Data entries —

## Start

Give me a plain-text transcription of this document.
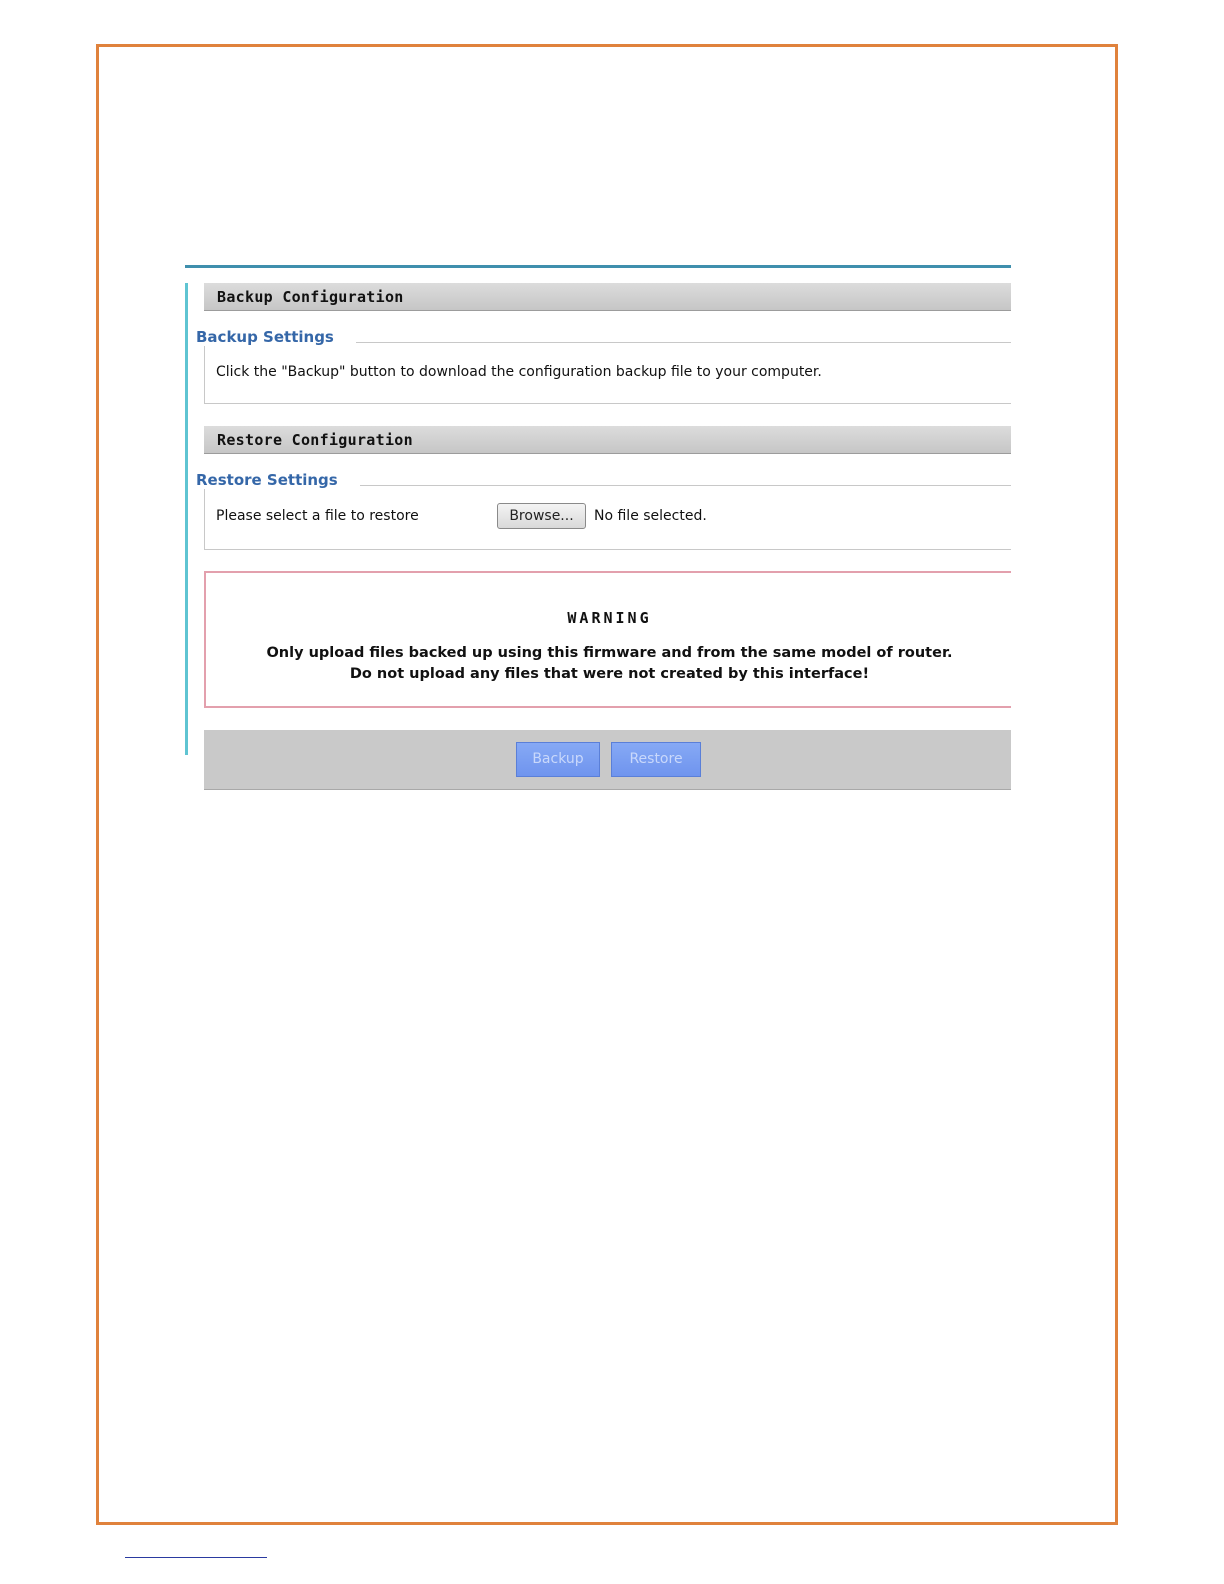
Backup Configuration
Backup Settings
Click the "Backup" button to download the configuration backup file to your computer.
Restore Configuration
Restore Settings
Please select a file to restore	Browse...	No file selected.
WARNING
Only upload files backed up using this firmware and from the same model of router.
Do not upload any files that were not created by this interface!
Backup	Restore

## End

Quote the entries in full. Any image among them is to be omitted from the copy.

Response below —
Give me a plain-text transcription of this document.
Backup Configuration
Backup Settings
Click the "Backup" button to download the configuration backup file to your computer.
Restore Configuration
Restore Settings
Please select a file to restore	Browse...	No file selected.
WARNING
Only upload files backed up using this firmware and from the same model of router.
Do not upload any files that were not created by this interface!
Backup	Restore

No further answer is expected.